▶ _Stated problem_
Return each line of the listing below, unchanged, and omit the images.

▶ _Source data_
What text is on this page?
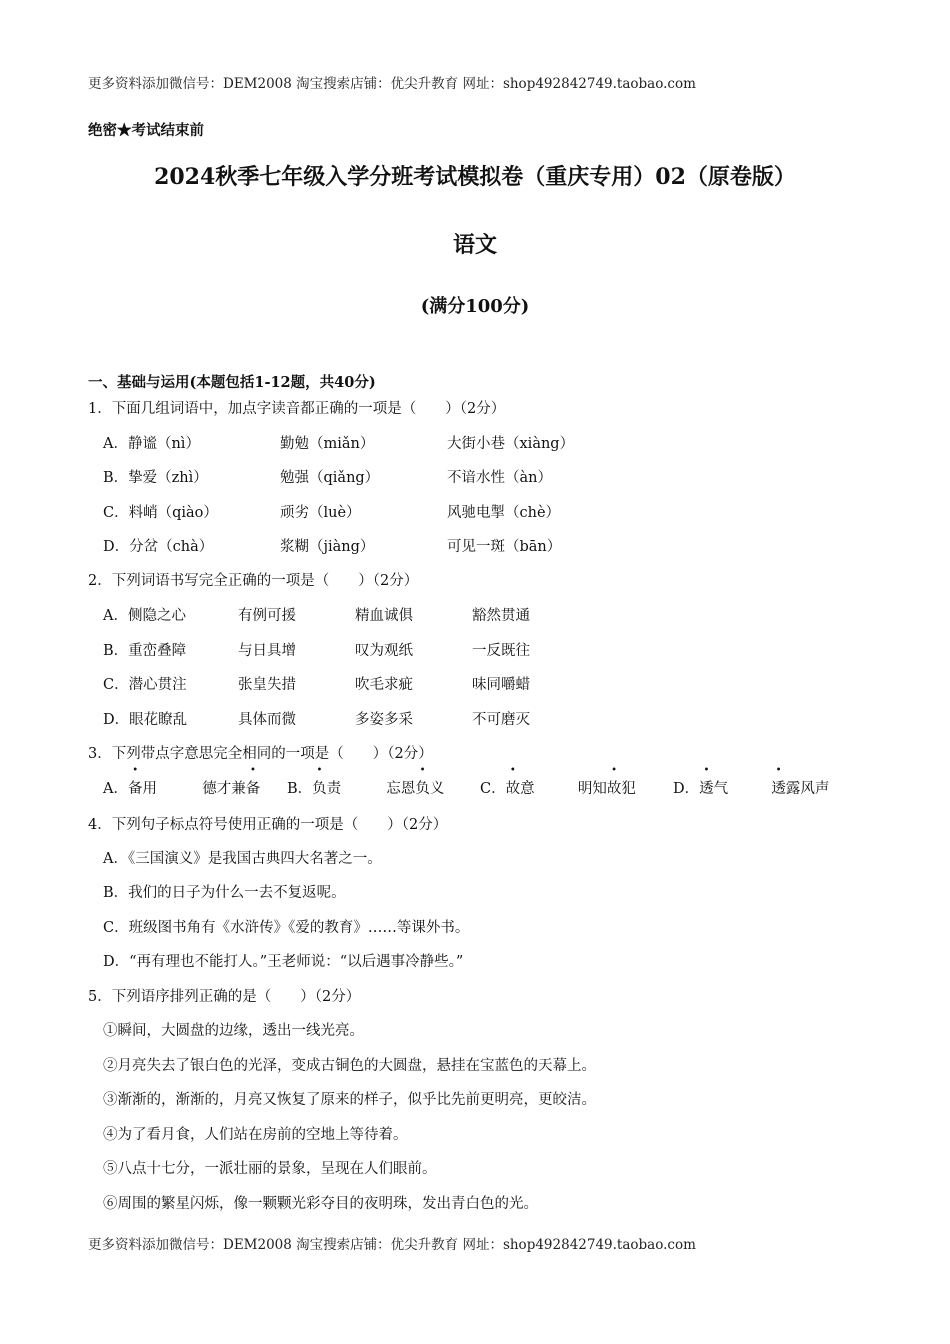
更多资料添加微信号：DEM2008 淘宝搜索店铺：优尖升教育 网址：shop492842749.taobao.com
绝密★考试结束前
2024秋季七年级入学分班考试模拟卷（重庆专用）02（原卷版）
语文
(满分100分)
一、基础与运用(本题包括1-12题，共40分)
1．下面几组词语中，加点字读音都正确的一项是（　　）（2分）
A．静谧（nì）	勤勉（miǎn）	大街小巷（xiàng）
B．挚爱（zhì）	勉强（qiǎng）	不谙水性（àn）
C．料峭（qiào）	顽劣（luè）	风驰电掣（chè）
D．分岔（chà）	浆糊（jiàng）	可见一斑（bān）
2．下列词语书写完全正确的一项是（　　）（2分）
A．侧隐之心	有例可援	精血诚俱	豁然贯通
B．重峦叠障	与日具增	叹为观纸	一反既往
C．潜心贯注	张皇失措	吹毛求疵	味同嚼蜡
D．眼花瞭乱	具体而微	多姿多采	不可磨灭
3．下列带点字意思完全相同的一项是（　　）（2分）
A．备用	德才兼备 B．负责	忘恩负义 C．故意	明知故犯	D．透气	透露风声
4．下列句子标点符号使用正确的一项是（　　）（2分）
A．《三国演义》是我国古典四大名著之一。
B．我们的日子为什么一去不复返呢。
C．班级图书角有《水浒传》《爱的教育》……等课外书。
D．“再有理也不能打人。”王老师说：“以后遇事冷静些。”
5．下列语序排列正确的是（　　）（2分）
①瞬间，大圆盘的边缘，透出一线光亮。
②月亮失去了银白色的光泽，变成古铜色的大圆盘，悬挂在宝蓝色的天幕上。
③渐渐的，渐渐的，月亮又恢复了原来的样子，似乎比先前更明亮，更皎洁。
④为了看月食，人们站在房前的空地上等待着。
⑤八点十七分，一派壮丽的景象，呈现在人们眼前。
⑥周围的繁星闪烁，像一颗颗光彩夺目的夜明珠，发出青白色的光。
更多资料添加微信号：DEM2008 淘宝搜索店铺：优尖升教育 网址：shop492842749.taobao.com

▶ _Exercise result_
What text is on this page?
更多资料添加微信号：DEM2008 淘宝搜索店铺：优尖升教育 网址：shop492842749.taobao.com
绝密★考试结束前
2024秋季七年级入学分班考试模拟卷（重庆专用）02（原卷版）
语文
(满分100分)
一、基础与运用(本题包括1-12题，共40分)
1．下面几组词语中，加点字读音都正确的一项是（　　）（2分）
A．静谧（nì）	勤勉（miǎn）	大街小巷（xiàng）
B．挚爱（zhì）	勉强（qiǎng）	不谙水性（àn）
C．料峭（qiào）	顽劣（luè）	风驰电掣（chè）
D．分岔（chà）	浆糊（jiàng）	可见一斑（bān）
2．下列词语书写完全正确的一项是（　　）（2分）
A．侧隐之心	有例可援	精血诚俱	豁然贯通
B．重峦叠障	与日具增	叹为观纸	一反既往
C．潜心贯注	张皇失措	吹毛求疵	味同嚼蜡
D．眼花瞭乱	具体而微	多姿多采	不可磨灭
3．下列带点字意思完全相同的一项是（　　）（2分）
A．备用	德才兼备 B．负责	忘恩负义 C．故意	明知故犯	D．透气	透露风声
4．下列句子标点符号使用正确的一项是（　　）（2分）
A．《三国演义》是我国古典四大名著之一。
B．我们的日子为什么一去不复返呢。
C．班级图书角有《水浒传》《爱的教育》……等课外书。
D．“再有理也不能打人。”王老师说：“以后遇事冷静些。”
5．下列语序排列正确的是（　　）（2分）
①瞬间，大圆盘的边缘，透出一线光亮。
②月亮失去了银白色的光泽，变成古铜色的大圆盘，悬挂在宝蓝色的天幕上。
③渐渐的，渐渐的，月亮又恢复了原来的样子，似乎比先前更明亮，更皎洁。
④为了看月食，人们站在房前的空地上等待着。
⑤八点十七分，一派壮丽的景象，呈现在人们眼前。
⑥周围的繁星闪烁，像一颗颗光彩夺目的夜明珠，发出青白色的光。
更多资料添加微信号：DEM2008 淘宝搜索店铺：优尖升教育 网址：shop492842749.taobao.com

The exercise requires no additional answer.